▸ **Work instructions**
Below are the records; copy each line in them that holds the word "cases".

▸ **Records supplied**

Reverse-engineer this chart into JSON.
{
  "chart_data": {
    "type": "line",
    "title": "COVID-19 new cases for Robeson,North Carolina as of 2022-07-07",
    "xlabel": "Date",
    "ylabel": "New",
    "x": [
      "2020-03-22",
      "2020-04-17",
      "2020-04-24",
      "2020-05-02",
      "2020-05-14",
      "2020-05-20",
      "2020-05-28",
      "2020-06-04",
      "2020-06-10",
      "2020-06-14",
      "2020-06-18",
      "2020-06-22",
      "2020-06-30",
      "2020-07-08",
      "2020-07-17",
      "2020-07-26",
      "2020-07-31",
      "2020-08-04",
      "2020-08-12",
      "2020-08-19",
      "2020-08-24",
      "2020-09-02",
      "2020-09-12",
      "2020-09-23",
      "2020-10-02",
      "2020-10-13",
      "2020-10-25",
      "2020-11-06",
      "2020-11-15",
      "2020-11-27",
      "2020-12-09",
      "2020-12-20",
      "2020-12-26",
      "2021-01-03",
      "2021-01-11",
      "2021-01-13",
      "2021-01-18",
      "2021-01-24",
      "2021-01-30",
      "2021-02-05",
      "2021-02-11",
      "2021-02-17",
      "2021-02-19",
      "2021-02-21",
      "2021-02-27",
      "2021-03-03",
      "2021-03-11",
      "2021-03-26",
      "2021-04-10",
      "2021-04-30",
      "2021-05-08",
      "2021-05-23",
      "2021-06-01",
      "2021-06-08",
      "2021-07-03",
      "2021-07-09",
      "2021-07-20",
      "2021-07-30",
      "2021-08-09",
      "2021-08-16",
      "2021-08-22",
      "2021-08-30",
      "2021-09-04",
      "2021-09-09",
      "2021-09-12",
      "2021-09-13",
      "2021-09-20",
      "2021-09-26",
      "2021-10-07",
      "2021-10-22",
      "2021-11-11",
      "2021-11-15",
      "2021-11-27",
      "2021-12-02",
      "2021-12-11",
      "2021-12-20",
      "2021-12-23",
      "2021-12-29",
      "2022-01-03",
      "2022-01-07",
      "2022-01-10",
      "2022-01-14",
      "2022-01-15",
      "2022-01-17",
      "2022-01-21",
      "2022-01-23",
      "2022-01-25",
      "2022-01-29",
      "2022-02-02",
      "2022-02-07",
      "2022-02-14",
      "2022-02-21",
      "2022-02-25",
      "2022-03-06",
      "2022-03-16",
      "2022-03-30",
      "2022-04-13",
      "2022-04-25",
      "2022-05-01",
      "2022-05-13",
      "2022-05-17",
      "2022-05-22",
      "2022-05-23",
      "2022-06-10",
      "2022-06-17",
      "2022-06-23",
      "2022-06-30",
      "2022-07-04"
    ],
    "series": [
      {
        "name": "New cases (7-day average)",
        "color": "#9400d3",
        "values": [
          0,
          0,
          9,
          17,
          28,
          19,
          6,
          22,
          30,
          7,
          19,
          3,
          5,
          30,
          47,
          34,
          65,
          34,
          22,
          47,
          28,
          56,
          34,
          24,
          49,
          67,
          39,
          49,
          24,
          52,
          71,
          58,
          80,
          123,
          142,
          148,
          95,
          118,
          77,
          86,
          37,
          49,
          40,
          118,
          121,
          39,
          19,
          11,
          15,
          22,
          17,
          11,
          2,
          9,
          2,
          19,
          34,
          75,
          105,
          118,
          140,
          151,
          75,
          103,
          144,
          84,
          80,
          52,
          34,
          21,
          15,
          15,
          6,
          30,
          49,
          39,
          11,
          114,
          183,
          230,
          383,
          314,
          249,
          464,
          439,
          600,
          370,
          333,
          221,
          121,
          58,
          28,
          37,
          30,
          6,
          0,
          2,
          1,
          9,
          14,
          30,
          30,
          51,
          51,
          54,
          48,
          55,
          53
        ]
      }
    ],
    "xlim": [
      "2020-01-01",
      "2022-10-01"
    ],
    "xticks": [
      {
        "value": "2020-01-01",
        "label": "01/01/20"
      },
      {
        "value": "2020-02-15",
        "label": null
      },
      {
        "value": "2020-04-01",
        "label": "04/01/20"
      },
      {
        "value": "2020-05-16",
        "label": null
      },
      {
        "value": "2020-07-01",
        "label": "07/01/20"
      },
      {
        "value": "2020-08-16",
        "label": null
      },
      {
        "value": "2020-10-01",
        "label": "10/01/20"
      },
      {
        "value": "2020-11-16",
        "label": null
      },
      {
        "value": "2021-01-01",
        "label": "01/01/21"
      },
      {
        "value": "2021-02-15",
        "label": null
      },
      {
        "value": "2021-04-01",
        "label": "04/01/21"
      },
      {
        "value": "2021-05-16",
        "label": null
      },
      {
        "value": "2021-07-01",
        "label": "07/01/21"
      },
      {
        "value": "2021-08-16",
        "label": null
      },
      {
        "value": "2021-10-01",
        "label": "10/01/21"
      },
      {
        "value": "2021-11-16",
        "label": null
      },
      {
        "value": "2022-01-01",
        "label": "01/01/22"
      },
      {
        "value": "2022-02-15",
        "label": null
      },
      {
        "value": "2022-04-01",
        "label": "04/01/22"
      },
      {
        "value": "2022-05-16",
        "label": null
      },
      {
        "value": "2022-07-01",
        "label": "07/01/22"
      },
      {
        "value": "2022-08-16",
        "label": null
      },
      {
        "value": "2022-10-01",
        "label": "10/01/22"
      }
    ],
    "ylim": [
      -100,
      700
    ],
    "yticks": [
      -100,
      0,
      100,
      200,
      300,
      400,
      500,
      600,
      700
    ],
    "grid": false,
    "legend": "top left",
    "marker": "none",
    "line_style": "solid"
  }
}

▸ **Solved problem**
    "title": "COVID-19 new cases for Robeson,North Carolina as of 2022-07-07",
        "name": "New cases (7-day average)",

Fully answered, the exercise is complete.